**Exercise requirements:** Every entry must be echoed exactly.

[Dataset rows]
__________________________________________________

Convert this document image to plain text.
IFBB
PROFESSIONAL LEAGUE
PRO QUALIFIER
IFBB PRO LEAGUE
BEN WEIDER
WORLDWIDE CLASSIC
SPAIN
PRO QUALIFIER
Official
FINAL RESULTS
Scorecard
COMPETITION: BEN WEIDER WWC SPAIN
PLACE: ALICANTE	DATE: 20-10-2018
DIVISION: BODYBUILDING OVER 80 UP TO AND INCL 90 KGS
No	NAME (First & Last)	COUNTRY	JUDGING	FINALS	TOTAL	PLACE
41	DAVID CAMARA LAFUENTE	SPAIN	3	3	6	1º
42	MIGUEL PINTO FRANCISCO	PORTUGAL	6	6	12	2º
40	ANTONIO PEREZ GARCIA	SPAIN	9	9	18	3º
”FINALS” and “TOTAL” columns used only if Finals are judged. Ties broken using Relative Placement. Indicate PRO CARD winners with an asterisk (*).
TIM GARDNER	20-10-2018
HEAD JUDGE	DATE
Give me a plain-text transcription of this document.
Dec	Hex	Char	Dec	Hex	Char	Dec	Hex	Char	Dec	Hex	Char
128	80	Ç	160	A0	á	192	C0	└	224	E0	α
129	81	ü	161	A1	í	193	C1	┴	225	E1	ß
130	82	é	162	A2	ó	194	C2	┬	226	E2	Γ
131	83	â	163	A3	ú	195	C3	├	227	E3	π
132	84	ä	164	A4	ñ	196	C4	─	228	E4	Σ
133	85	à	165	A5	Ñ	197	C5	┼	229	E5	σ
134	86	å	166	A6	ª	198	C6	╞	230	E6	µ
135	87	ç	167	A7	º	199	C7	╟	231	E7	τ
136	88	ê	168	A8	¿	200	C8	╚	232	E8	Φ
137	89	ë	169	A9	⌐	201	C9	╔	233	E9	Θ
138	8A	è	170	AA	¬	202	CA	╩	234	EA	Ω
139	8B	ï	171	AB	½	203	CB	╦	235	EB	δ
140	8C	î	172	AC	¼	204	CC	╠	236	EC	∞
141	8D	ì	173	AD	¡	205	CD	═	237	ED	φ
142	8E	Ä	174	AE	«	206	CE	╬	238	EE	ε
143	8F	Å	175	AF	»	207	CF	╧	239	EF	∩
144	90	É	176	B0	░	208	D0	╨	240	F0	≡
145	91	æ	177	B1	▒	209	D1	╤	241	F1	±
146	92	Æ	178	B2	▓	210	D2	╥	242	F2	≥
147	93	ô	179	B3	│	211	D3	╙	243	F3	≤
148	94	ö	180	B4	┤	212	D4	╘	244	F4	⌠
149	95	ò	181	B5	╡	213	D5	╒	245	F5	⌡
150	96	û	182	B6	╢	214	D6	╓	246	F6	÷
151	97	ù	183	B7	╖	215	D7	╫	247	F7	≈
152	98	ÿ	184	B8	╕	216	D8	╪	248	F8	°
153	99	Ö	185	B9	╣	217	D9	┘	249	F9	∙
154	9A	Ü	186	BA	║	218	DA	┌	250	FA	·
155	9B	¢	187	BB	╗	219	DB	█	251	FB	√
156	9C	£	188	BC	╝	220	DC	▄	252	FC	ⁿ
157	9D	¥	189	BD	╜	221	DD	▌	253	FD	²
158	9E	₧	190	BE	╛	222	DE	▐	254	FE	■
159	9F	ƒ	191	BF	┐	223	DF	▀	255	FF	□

__________________________________________________

**Solution:**
Convert this document image to plain text.
IFBB
PROFESSIONAL LEAGUE
PRO QUALIFIER
IFBB PRO LEAGUE
BEN WEIDER
WORLDWIDE CLASSIC
SPAIN
PRO QUALIFIER
Official
FINAL RESULTS
Scorecard
COMPETITION: BEN WEIDER WWC SPAIN
PLACE: ALICANTE	DATE: 20-10-2018
DIVISION: BODYBUILDING OVER 80 UP TO AND INCL 90 KGS
No	NAME (First & Last)	COUNTRY	JUDGING	FINALS	TOTAL	PLACE
41	DAVID CAMARA LAFUENTE	SPAIN	3	3	6	1º
42	MIGUEL PINTO FRANCISCO	PORTUGAL	6	6	12	2º
40	ANTONIO PEREZ GARCIA	SPAIN	9	9	18	3º
”FINALS” and “TOTAL” columns used only if Finals are judged. Ties broken using Relative Placement. Indicate PRO CARD winners with an asterisk (*).
TIM GARDNER	20-10-2018
HEAD JUDGE	DATE
Give me a plain-text transcription of this document.
Dec	Hex	Char	Dec	Hex	Char	Dec	Hex	Char	Dec	Hex	Char
128	80	Ç	160	A0	á	192	C0	└	224	E0	α
129	81	ü	161	A1	í	193	C1	┴	225	E1	ß
130	82	é	162	A2	ó	194	C2	┬	226	E2	Γ
131	83	â	163	A3	ú	195	C3	├	227	E3	π
132	84	ä	164	A4	ñ	196	C4	─	228	E4	Σ
133	85	à	165	A5	Ñ	197	C5	┼	229	E5	σ
134	86	å	166	A6	ª	198	C6	╞	230	E6	µ
135	87	ç	167	A7	º	199	C7	╟	231	E7	τ
136	88	ê	168	A8	¿	200	C8	╚	232	E8	Φ
137	89	ë	169	A9	⌐	201	C9	╔	233	E9	Θ
138	8A	è	170	AA	¬	202	CA	╩	234	EA	Ω
139	8B	ï	171	AB	½	203	CB	╦	235	EB	δ
140	8C	î	172	AC	¼	204	CC	╠	236	EC	∞
141	8D	ì	173	AD	¡	205	CD	═	237	ED	φ
142	8E	Ä	174	AE	«	206	CE	╬	238	EE	ε
143	8F	Å	175	AF	»	207	CF	╧	239	EF	∩
144	90	É	176	B0	░	208	D0	╨	240	F0	≡
145	91	æ	177	B1	▒	209	D1	╤	241	F1	±
146	92	Æ	178	B2	▓	210	D2	╥	242	F2	≥
147	93	ô	179	B3	│	211	D3	╙	243	F3	≤
148	94	ö	180	B4	┤	212	D4	╘	244	F4	⌠
149	95	ò	181	B5	╡	213	D5	╒	245	F5	⌡
150	96	û	182	B6	╢	214	D6	╓	246	F6	÷
151	97	ù	183	B7	╖	215	D7	╫	247	F7	≈
152	98	ÿ	184	B8	╕	216	D8	╪	248	F8	°
153	99	Ö	185	B9	╣	217	D9	┘	249	F9	∙
154	9A	Ü	186	BA	║	218	DA	┌	250	FA	·
155	9B	¢	187	BB	╗	219	DB	█	251	FB	√
156	9C	£	188	BC	╝	220	DC	▄	252	FC	ⁿ
157	9D	¥	189	BD	╜	221	DD	▌	253	FD	²
158	9E	₧	190	BE	╛	222	DE	▐	254	FE	■
159	9F	ƒ	191	BF	┐	223	DF	▀	255	FF	□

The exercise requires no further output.